Copy each line in which the string "JSON" occurs.

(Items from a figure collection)
>>>
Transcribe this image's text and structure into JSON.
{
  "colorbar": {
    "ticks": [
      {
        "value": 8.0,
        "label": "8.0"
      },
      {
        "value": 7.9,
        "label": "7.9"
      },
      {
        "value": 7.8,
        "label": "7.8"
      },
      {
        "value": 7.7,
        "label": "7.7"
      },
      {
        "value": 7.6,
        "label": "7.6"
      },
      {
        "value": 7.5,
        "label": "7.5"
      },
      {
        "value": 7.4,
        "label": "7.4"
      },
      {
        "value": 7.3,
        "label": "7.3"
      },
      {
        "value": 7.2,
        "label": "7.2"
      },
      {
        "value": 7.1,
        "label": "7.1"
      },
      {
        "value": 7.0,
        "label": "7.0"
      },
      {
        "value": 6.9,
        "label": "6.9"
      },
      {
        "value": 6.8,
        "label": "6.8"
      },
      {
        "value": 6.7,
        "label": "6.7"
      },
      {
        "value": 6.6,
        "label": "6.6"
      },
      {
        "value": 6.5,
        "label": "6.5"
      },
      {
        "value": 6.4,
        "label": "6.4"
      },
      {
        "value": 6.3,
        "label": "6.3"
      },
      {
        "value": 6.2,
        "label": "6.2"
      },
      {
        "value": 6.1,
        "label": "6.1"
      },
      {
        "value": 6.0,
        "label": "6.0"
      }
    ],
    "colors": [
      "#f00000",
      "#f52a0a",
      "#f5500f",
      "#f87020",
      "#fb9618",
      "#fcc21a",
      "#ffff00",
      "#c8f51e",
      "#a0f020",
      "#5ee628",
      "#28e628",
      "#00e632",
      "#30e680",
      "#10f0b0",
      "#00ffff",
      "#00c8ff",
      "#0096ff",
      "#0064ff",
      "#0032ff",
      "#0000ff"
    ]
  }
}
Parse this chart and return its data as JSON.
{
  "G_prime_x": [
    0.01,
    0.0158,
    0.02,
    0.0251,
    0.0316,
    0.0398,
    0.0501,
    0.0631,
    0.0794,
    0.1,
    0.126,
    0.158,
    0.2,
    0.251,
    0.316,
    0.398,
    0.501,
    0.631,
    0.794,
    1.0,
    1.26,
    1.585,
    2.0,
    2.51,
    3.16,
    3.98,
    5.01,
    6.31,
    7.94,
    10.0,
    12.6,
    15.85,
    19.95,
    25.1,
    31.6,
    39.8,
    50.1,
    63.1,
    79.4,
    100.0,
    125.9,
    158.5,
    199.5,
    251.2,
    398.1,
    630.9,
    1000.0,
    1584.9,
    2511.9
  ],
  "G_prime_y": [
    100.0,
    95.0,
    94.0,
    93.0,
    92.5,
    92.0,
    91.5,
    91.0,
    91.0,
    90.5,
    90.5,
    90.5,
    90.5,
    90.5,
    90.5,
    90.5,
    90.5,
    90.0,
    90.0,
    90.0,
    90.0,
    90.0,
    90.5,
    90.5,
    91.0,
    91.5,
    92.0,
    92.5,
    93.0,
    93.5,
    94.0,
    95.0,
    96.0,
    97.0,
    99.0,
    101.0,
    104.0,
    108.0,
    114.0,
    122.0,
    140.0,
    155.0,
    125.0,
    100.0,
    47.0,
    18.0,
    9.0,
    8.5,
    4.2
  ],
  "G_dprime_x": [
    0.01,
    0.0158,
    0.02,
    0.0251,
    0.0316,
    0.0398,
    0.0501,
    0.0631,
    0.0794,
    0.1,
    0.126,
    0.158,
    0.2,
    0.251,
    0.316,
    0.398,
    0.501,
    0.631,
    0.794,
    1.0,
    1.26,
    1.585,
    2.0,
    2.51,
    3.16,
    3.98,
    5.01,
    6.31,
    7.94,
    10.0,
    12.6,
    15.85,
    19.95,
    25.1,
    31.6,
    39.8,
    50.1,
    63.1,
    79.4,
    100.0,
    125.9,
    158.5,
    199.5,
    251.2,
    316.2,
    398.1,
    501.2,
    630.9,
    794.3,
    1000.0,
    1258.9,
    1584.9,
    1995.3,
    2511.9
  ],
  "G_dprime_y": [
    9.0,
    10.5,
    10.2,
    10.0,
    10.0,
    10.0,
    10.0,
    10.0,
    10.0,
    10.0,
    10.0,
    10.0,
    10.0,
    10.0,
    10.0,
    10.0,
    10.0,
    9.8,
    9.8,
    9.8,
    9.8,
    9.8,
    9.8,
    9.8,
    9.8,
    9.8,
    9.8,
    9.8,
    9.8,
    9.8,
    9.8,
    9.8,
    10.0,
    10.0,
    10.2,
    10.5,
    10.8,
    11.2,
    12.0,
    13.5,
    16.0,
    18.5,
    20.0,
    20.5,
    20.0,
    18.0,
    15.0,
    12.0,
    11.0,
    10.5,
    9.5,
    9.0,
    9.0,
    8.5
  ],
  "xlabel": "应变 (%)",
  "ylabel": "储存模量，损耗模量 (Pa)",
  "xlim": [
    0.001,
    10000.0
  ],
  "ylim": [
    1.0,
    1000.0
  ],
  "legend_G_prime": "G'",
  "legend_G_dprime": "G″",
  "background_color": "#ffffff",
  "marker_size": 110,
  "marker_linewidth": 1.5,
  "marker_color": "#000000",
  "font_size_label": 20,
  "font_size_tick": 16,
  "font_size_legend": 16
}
<<<
* [Written solution]
Transcribe this image's text and structure into JSON.
Parse this chart and return its data as JSON.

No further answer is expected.